═════ THE DATA
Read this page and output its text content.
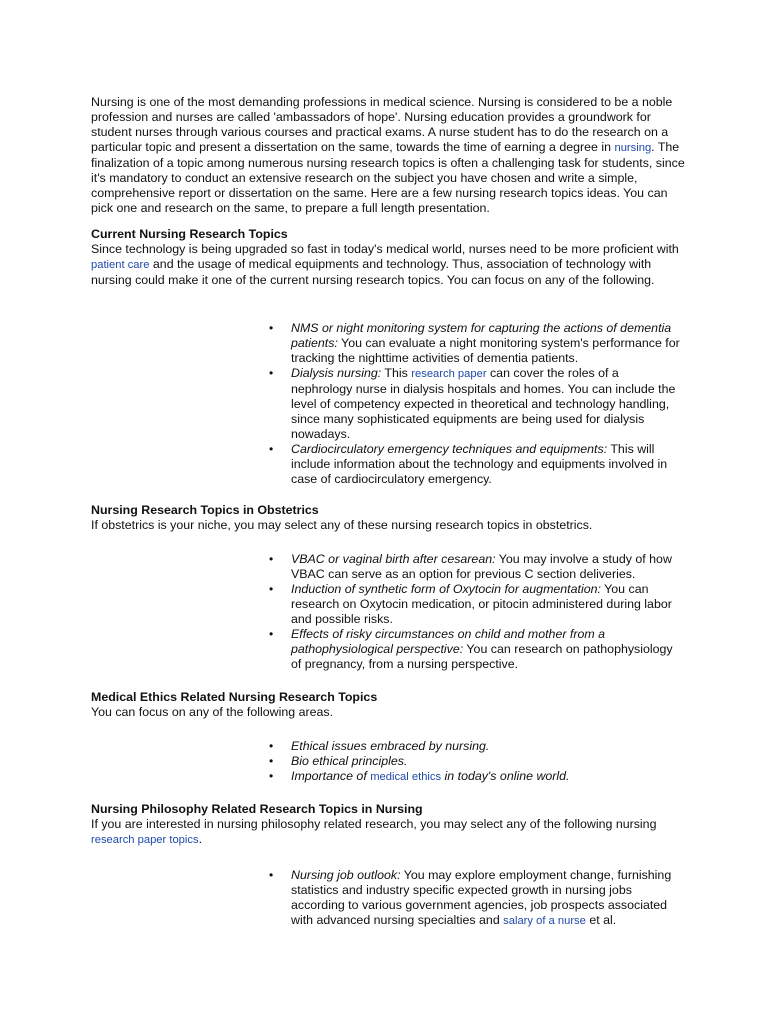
Nursing is one of the most demanding professions in medical science. Nursing is considered to be a noble profession and nurses are called 'ambassadors of hope'. Nursing education provides a groundwork for student nurses through various courses and practical exams. A nurse student has to do the research on a particular topic and present a dissertation on the same, towards the time of earning a degree in nursing. The finalization of a topic among numerous nursing research topics is often a challenging task for students, since it's mandatory to conduct an extensive research on the subject you have chosen and write a simple, comprehensive report or dissertation on the same. Here are a few nursing research topics ideas. You can pick one and research on the same, to prepare a full length presentation.

Current Nursing Research Topics

Since technology is being upgraded so fast in today's medical world, nurses need to be more proficient with patient care and the usage of medical equipments and technology. Thus, association of technology with nursing could make it one of the current nursing research topics. You can focus on any of the following.

• NMS or night monitoring system for capturing the actions of dementia patients: You can evaluate a night monitoring system's performance for tracking the nighttime activities of dementia patients.
• Dialysis nursing: This research paper can cover the roles of a nephrology nurse in dialysis hospitals and homes. You can include the level of competency expected in theoretical and technology handling, since many sophisticated equipments are being used for dialysis nowadays.
• Cardiocirculatory emergency techniques and equipments: This will include information about the technology and equipments involved in case of cardiocirculatory emergency.
Nursing Research Topics in Obstetrics

If obstetrics is your niche, you may select any of these nursing research topics in obstetrics.

• VBAC or vaginal birth after cesarean: You may involve a study of how VBAC can serve as an option for previous C section deliveries.
• Induction of synthetic form of Oxytocin for augmentation: You can research on Oxytocin medication, or pitocin administered during labor and possible risks.
• Effects of risky circumstances on child and mother from a pathophysiological perspective: You can research on pathophysiology of pregnancy, from a nursing perspective.
Medical Ethics Related Nursing Research Topics

You can focus on any of the following areas.

• Ethical issues embraced by nursing.
• Bio ethical principles.
• Importance of medical ethics in today's online world.
Nursing Philosophy Related Research Topics in Nursing

If you are interested in nursing philosophy related research, you may select any of the following nursing research paper topics.

• Nursing job outlook: You may explore employment change, furnishing statistics and industry specific expected growth in nursing jobs according to various government agencies, job prospects associated with advanced nursing specialties and salary of a nurse et al.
══════════
- _TASK DESCRIPTION_
State how many lines in the entries hold "world". Nothing should come before or after the number.

- _TASK SOLUTION_
2